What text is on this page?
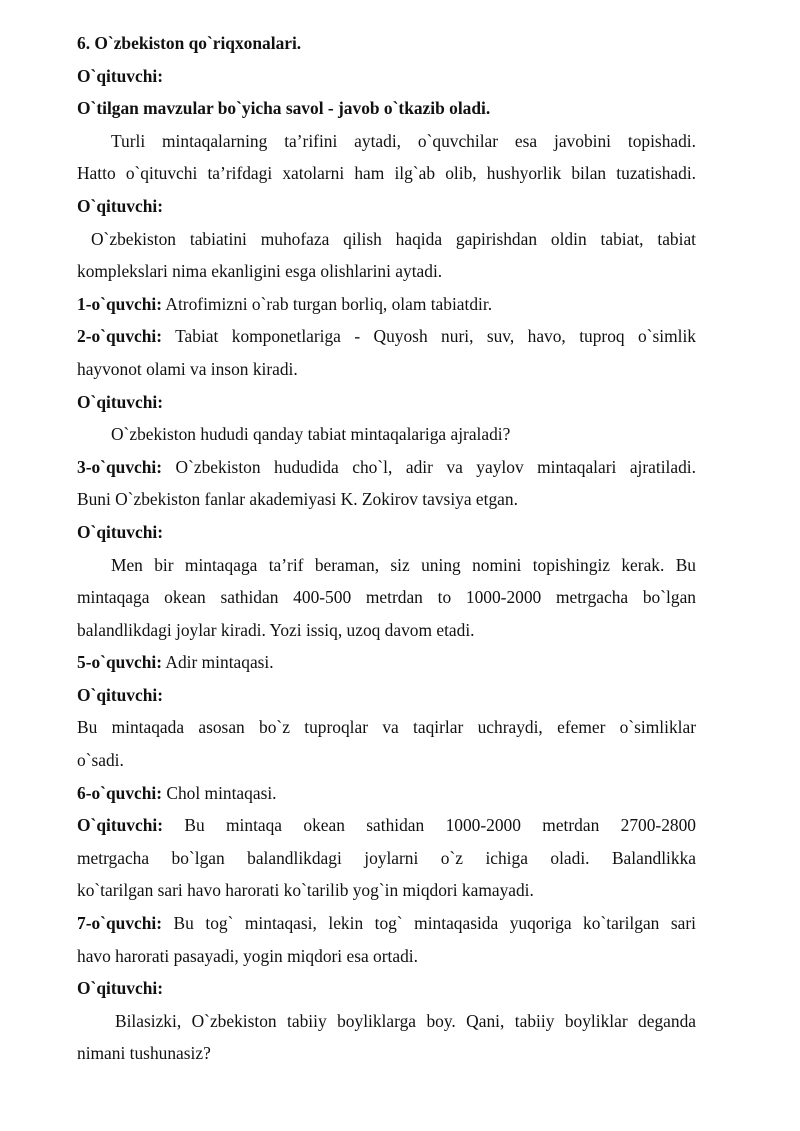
6. O`zbekiston qo`riqxonalari.
O`qituvchi:
O`tilgan mavzular bo`yicha savol - javob o`tkazib oladi.
Turli mintaqalarning ta’rifini aytadi, o`quvchilar esa javobini topishadi.
Hatto o`qituvchi ta’rifdagi xatolarni ham ilg`ab olib, hushyorlik bilan tuzatishadi.
O`qituvchi:
O`zbekiston tabiatini muhofaza qilish haqida gapirishdan oldin tabiat, tabiat
komplekslari nima ekanligini esga olishlarini aytadi.
1-o`quvchi: Atrofimizni o`rab turgan borliq, olam tabiatdir.
2-o`quvchi: Tabiat komponetlariga - Quyosh nuri, suv, havo, tuproq o`simlik
hayvonot olami va inson kiradi.
O`qituvchi:
O`zbekiston hududi qanday tabiat mintaqalariga ajraladi?
3-o`quvchi: O`zbekiston hududida cho`l, adir va yaylov mintaqalari ajratiladi.
Buni O`zbekiston fanlar akademiyasi K. Zokirov tavsiya etgan.
O`qituvchi:
Men bir mintaqaga ta’rif beraman, siz uning nomini topishingiz kerak. Bu
mintaqaga okean sathidan 400-500 metrdan to 1000-2000 metrgacha bo`lgan
balandlikdagi joylar kiradi. Yozi issiq, uzoq davom etadi.
5-o`quvchi: Adir mintaqasi.
O`qituvchi:
Bu mintaqada asosan bo`z tuproqlar va taqirlar uchraydi, efemer o`simliklar
o`sadi.
6-o`quvchi: Chol mintaqasi.
O`qituvchi: Bu mintaqa okean sathidan 1000-2000 metrdan 2700-2800
metrgacha bo`lgan balandlikdagi joylarni o`z ichiga oladi. Balandlikka
ko`tarilgan sari havo harorati ko`tarilib yog`in miqdori kamayadi.
7-o`quvchi: Bu tog` mintaqasi, lekin tog` mintaqasida yuqoriga ko`tarilgan sari
havo harorati pasayadi, yogin miqdori esa ortadi.
O`qituvchi:
Bilasizki, O`zbekiston tabiiy boyliklarga boy. Qani, tabiiy boyliklar deganda
nimani tushunasiz?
....
= WRITTEN TASK =
Pictures in the records must not appear in the copy; transcribe everything else precisely.

= COMPLETE RESPONSE =
What text is on this page?
6. O`zbekiston qo`riqxonalari.
O`qituvchi:
O`tilgan mavzular bo`yicha savol - javob o`tkazib oladi.
Turli mintaqalarning ta’rifini aytadi, o`quvchilar esa javobini topishadi.
Hatto o`qituvchi ta’rifdagi xatolarni ham ilg`ab olib, hushyorlik bilan tuzatishadi.
O`qituvchi:
O`zbekiston tabiatini muhofaza qilish haqida gapirishdan oldin tabiat, tabiat
komplekslari nima ekanligini esga olishlarini aytadi.
1-o`quvchi: Atrofimizni o`rab turgan borliq, olam tabiatdir.
2-o`quvchi: Tabiat komponetlariga - Quyosh nuri, suv, havo, tuproq o`simlik
hayvonot olami va inson kiradi.
O`qituvchi:
O`zbekiston hududi qanday tabiat mintaqalariga ajraladi?
3-o`quvchi: O`zbekiston hududida cho`l, adir va yaylov mintaqalari ajratiladi.
Buni O`zbekiston fanlar akademiyasi K. Zokirov tavsiya etgan.
O`qituvchi:
Men bir mintaqaga ta’rif beraman, siz uning nomini topishingiz kerak. Bu
mintaqaga okean sathidan 400-500 metrdan to 1000-2000 metrgacha bo`lgan
balandlikdagi joylar kiradi. Yozi issiq, uzoq davom etadi.
5-o`quvchi: Adir mintaqasi.
O`qituvchi:
Bu mintaqada asosan bo`z tuproqlar va taqirlar uchraydi, efemer o`simliklar
o`sadi.
6-o`quvchi: Chol mintaqasi.
O`qituvchi: Bu mintaqa okean sathidan 1000-2000 metrdan 2700-2800
metrgacha bo`lgan balandlikdagi joylarni o`z ichiga oladi. Balandlikka
ko`tarilgan sari havo harorati ko`tarilib yog`in miqdori kamayadi.
7-o`quvchi: Bu tog` mintaqasi, lekin tog` mintaqasida yuqoriga ko`tarilgan sari
havo harorati pasayadi, yogin miqdori esa ortadi.
O`qituvchi:
Bilasizki, O`zbekiston tabiiy boyliklarga boy. Qani, tabiiy boyliklar deganda
nimani tushunasiz?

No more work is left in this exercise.